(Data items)
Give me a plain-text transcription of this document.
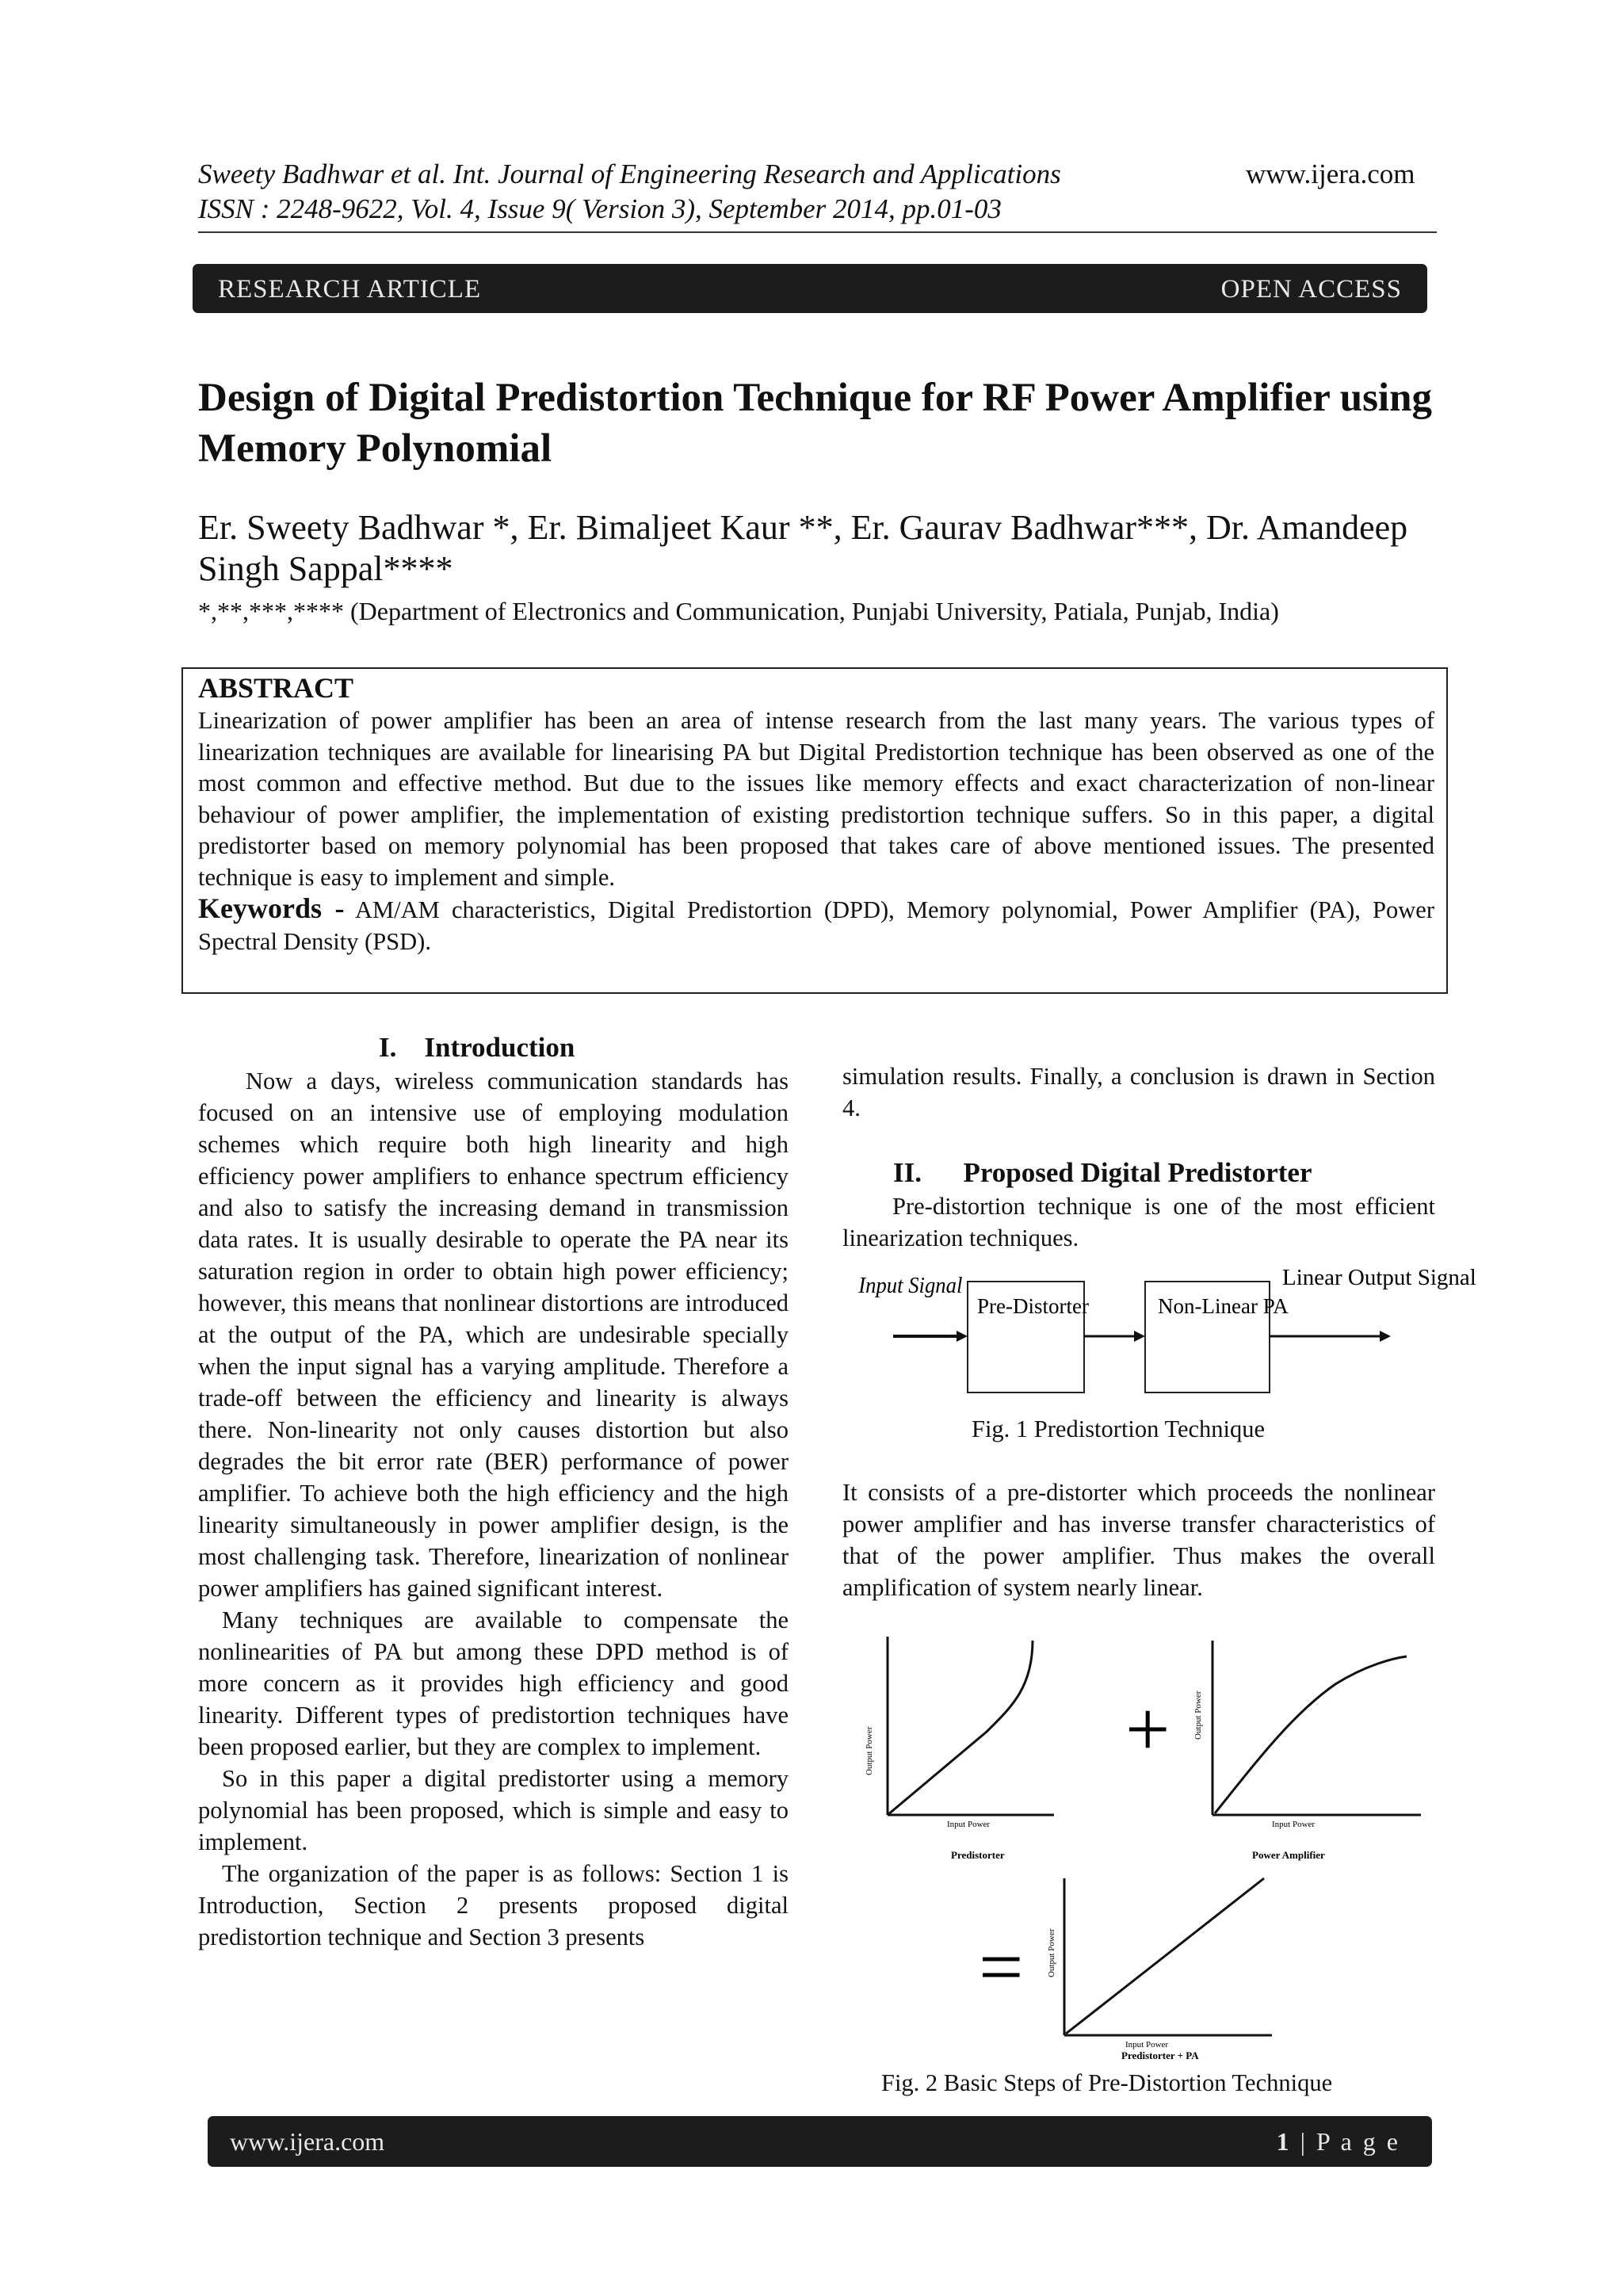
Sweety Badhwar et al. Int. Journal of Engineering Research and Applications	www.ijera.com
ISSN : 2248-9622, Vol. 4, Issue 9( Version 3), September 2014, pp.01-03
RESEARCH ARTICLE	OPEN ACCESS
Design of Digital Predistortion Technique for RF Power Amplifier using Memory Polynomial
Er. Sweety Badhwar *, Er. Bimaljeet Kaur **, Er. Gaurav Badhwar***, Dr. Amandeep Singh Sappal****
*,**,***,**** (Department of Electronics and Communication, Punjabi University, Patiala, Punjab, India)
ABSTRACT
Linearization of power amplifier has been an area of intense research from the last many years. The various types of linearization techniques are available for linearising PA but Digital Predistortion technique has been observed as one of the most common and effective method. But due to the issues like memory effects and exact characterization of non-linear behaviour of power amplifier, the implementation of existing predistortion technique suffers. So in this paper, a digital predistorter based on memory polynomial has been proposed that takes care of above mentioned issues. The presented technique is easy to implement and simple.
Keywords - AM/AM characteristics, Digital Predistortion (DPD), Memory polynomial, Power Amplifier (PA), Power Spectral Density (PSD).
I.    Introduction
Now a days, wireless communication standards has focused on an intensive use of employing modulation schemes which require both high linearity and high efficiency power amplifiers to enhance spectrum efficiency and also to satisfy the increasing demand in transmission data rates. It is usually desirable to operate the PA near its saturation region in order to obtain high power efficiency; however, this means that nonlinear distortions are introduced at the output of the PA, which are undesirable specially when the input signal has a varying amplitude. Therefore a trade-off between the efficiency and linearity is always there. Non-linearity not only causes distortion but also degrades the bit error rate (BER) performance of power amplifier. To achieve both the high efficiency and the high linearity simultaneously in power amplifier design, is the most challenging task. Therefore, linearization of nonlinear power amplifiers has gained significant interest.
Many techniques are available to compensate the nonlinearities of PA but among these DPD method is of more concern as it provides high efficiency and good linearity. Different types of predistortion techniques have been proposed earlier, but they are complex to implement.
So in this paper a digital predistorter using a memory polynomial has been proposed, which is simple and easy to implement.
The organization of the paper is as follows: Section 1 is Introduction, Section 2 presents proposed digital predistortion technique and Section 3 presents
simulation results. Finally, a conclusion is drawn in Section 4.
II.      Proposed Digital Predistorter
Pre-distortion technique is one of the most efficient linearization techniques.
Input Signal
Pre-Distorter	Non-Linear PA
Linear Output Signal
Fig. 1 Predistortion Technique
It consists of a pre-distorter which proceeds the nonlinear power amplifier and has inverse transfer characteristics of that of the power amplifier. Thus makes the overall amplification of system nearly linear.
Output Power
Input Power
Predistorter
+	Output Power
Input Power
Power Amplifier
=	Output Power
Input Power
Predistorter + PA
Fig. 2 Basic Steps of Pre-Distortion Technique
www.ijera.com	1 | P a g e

* * *

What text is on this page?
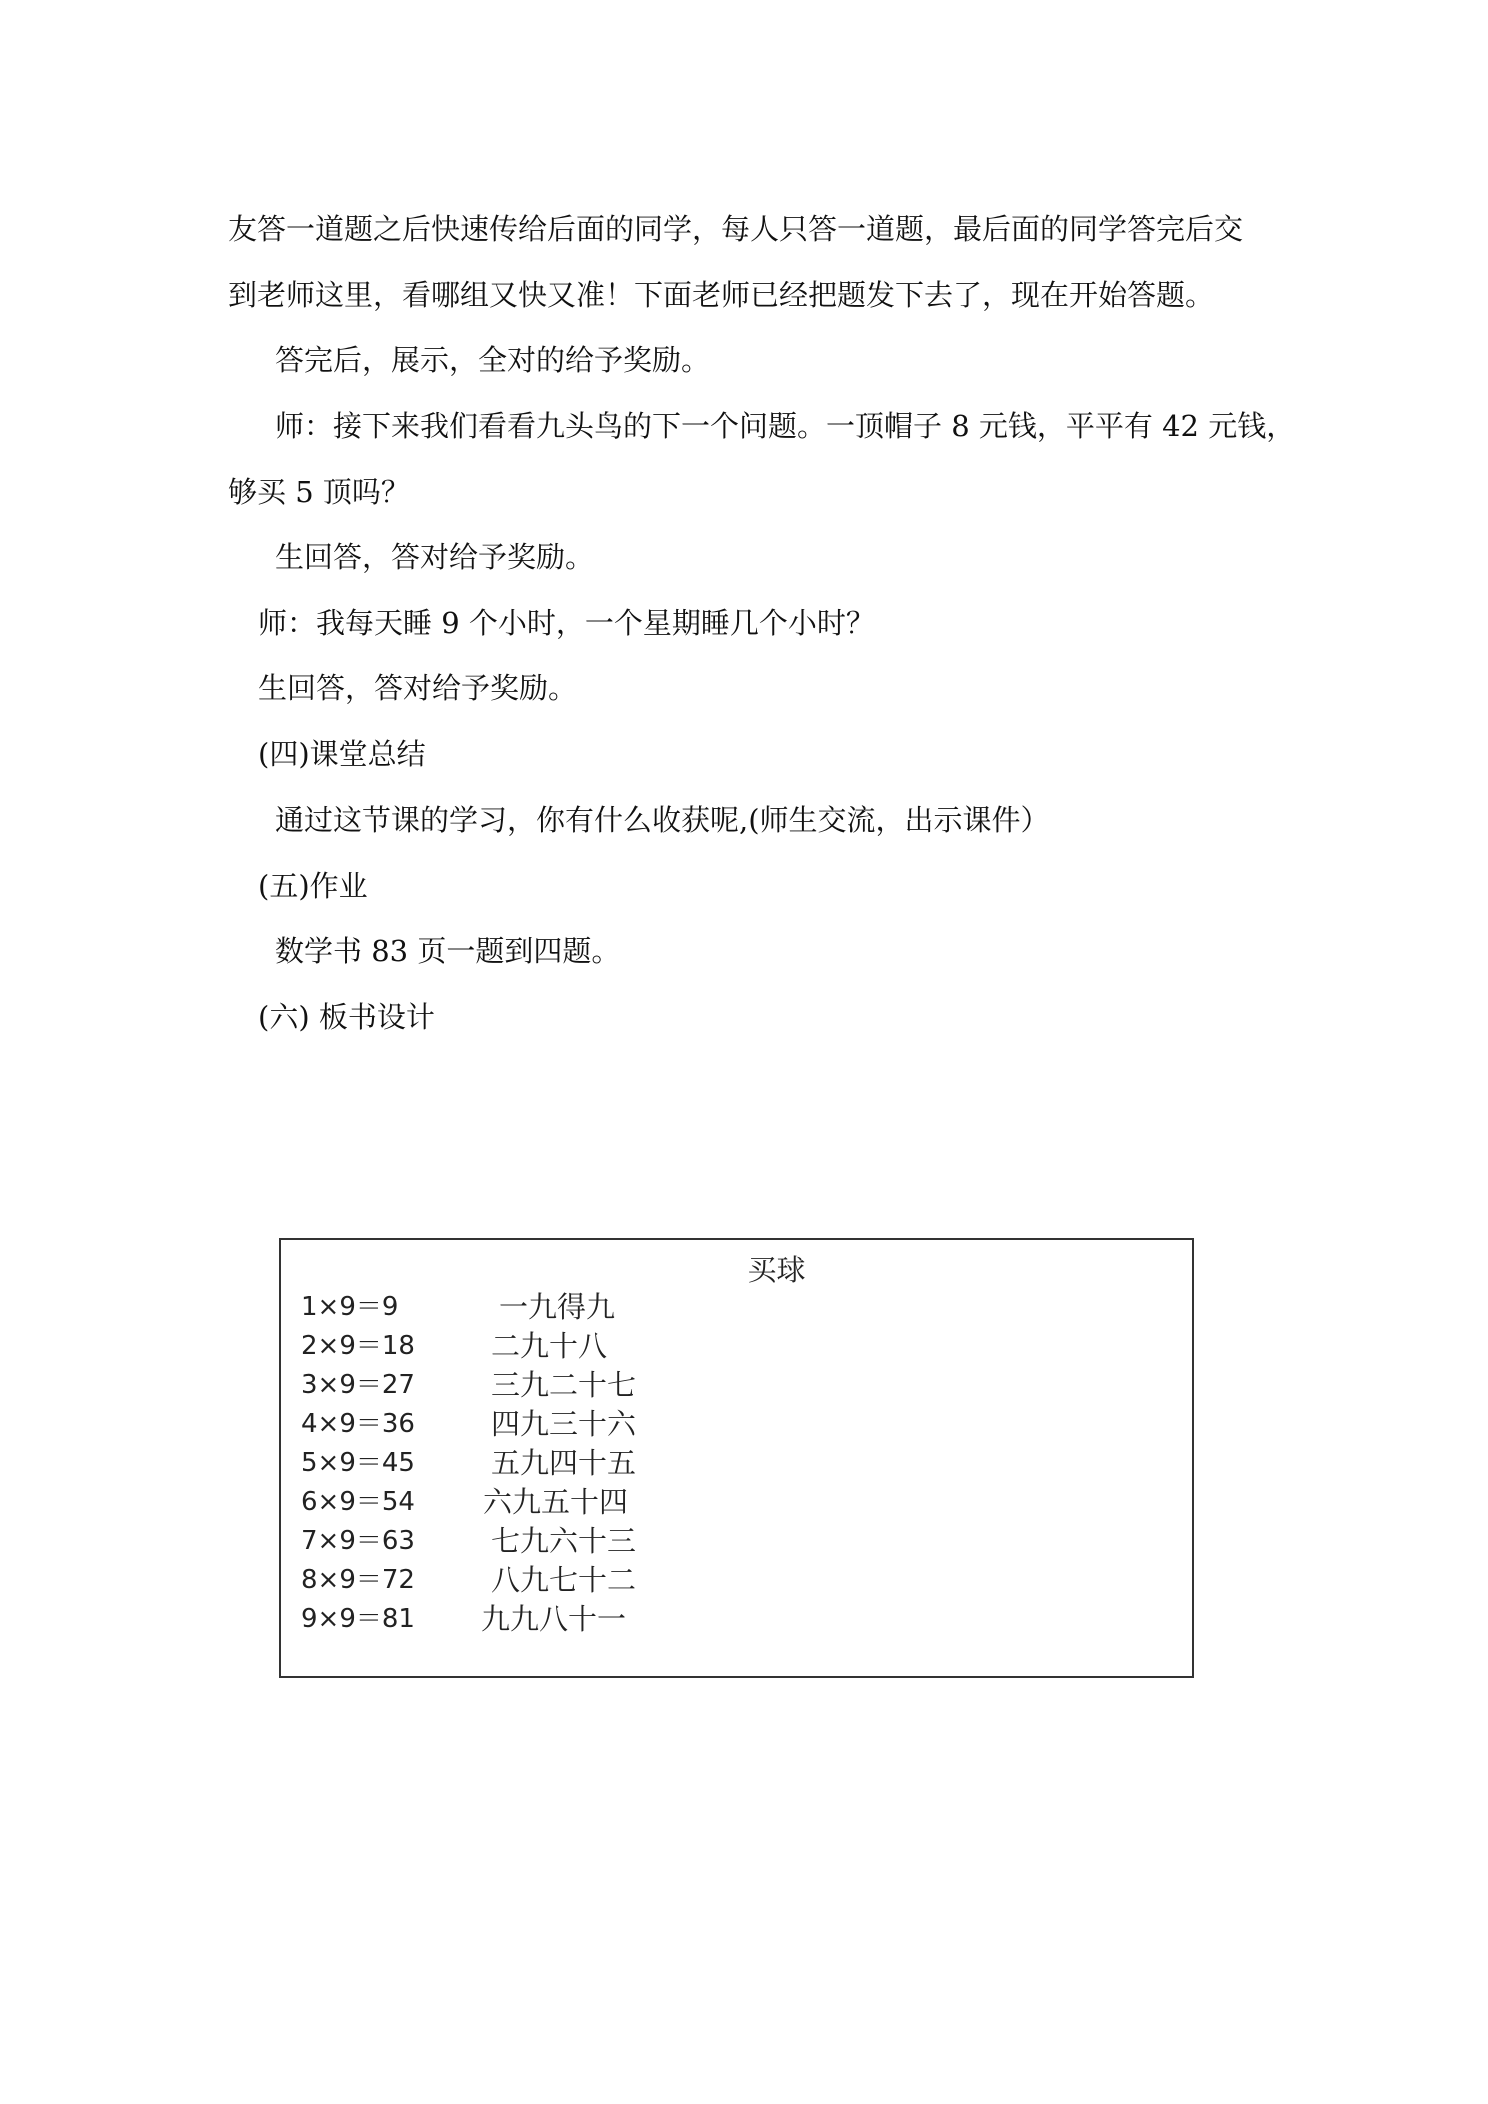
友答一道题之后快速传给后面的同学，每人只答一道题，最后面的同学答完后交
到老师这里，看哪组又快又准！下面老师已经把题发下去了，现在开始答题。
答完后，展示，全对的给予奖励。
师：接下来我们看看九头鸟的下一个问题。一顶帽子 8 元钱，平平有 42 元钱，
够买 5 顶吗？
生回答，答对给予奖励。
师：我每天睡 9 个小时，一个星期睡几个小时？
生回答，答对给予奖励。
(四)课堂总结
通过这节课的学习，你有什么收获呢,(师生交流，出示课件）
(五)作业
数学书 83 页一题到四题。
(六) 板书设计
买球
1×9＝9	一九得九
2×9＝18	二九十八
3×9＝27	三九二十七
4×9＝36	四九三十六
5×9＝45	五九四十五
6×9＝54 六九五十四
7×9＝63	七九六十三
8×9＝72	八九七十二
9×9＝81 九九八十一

- [What is asked] Gather all lines with the string "using" from the data.

- [Solution for this problem]
Design of Digital Predistortion Technique for RF Power Amplifier using Memory Polynomial
So in this paper a digital predistorter using a memory polynomial has been proposed, which is simple and easy to implement.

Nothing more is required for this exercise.